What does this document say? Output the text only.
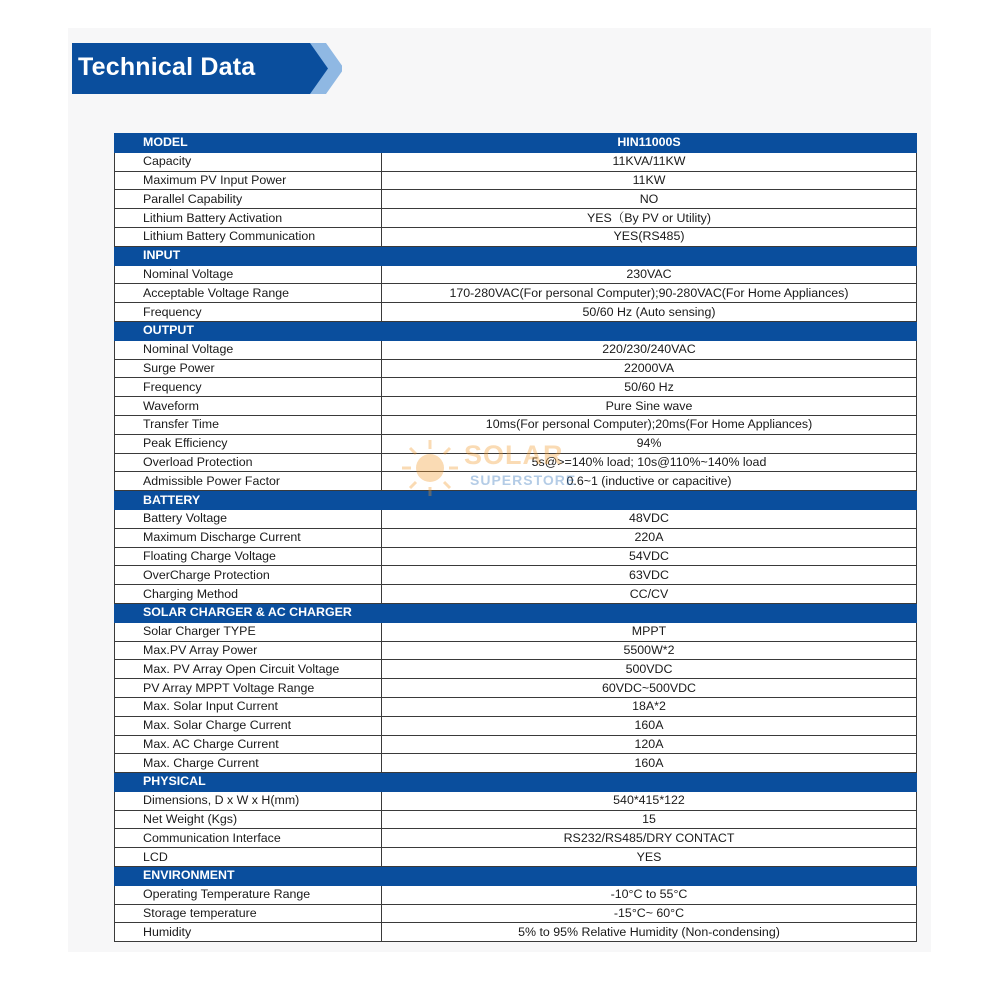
Technical Data
MODEL	HIN11000S
Capacity	11KVA/11KW
Maximum PV Input Power	11KW
Parallel Capability	NO
Lithium Battery Activation	YES（By PV or Utility)
Lithium Battery Communication	YES(RS485)
INPUT	
Nominal Voltage	230VAC
Acceptable Voltage Range	170-280VAC(For personal Computer);90-280VAC(For Home Appliances)
Frequency	50/60 Hz (Auto sensing)
OUTPUT	
Nominal Voltage	220/230/240VAC
Surge Power	22000VA
Frequency	50/60 Hz
Waveform	Pure Sine wave
Transfer Time	10ms(For personal Computer);20ms(For Home Appliances)
Peak Efficiency	94%
Overload Protection	5s@>=140% load; 10s@110%~140% load
Admissible Power Factor	0.6~1 (inductive or capacitive)
BATTERY	
Battery Voltage	48VDC
Maximum Discharge Current	220A
Floating Charge Voltage	54VDC
OverCharge Protection	63VDC
Charging Method	CC/CV
SOLAR CHARGER & AC CHARGER	
Solar Charger TYPE	MPPT
Max.PV Array Power	5500W*2
Max. PV Array Open Circuit Voltage	500VDC
PV Array MPPT Voltage Range	60VDC~500VDC
Max. Solar Input Current	18A*2
Max. Solar Charge Current	160A
Max. AC Charge Current	120A
Max. Charge Current	160A
PHYSICAL	
Dimensions, D x W x H(mm)	540*415*122
Net Weight (Kgs)	15
Communication Interface	RS232/RS485/DRY CONTACT
LCD	YES
ENVIRONMENT	
Operating Temperature Range	-10°C to 55°C
Storage temperature	-15°C~ 60°C
Humidity	5% to 95% Relative Humidity (Non-condensing)
SOLAR
SUPERSTORE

Task details:
Leave the pictures out, and transcribe each of the records exactly.

Response to this exercise:
What does this document say? Output the text only.
Technical Data
MODEL	HIN11000S
Capacity	11KVA/11KW
Maximum PV Input Power	11KW
Parallel Capability	NO
Lithium Battery Activation	YES（By PV or Utility)
Lithium Battery Communication	YES(RS485)
INPUT	
Nominal Voltage	230VAC
Acceptable Voltage Range	170-280VAC(For personal Computer);90-280VAC(For Home Appliances)
Frequency	50/60 Hz (Auto sensing)
OUTPUT	
Nominal Voltage	220/230/240VAC
Surge Power	22000VA
Frequency	50/60 Hz
Waveform	Pure Sine wave
Transfer Time	10ms(For personal Computer);20ms(For Home Appliances)
Peak Efficiency	94%
Overload Protection	5s@>=140% load; 10s@110%~140% load
Admissible Power Factor	0.6~1 (inductive or capacitive)
BATTERY	
Battery Voltage	48VDC
Maximum Discharge Current	220A
Floating Charge Voltage	54VDC
OverCharge Protection	63VDC
Charging Method	CC/CV
SOLAR CHARGER & AC CHARGER	
Solar Charger TYPE	MPPT
Max.PV Array Power	5500W*2
Max. PV Array Open Circuit Voltage	500VDC
PV Array MPPT Voltage Range	60VDC~500VDC
Max. Solar Input Current	18A*2
Max. Solar Charge Current	160A
Max. AC Charge Current	120A
Max. Charge Current	160A
PHYSICAL	
Dimensions, D x W x H(mm)	540*415*122
Net Weight (Kgs)	15
Communication Interface	RS232/RS485/DRY CONTACT
LCD	YES
ENVIRONMENT	
Operating Temperature Range	-10°C to 55°C
Storage temperature	-15°C~ 60°C
Humidity	5% to 95% Relative Humidity (Non-condensing)
SOLAR
SUPERSTORE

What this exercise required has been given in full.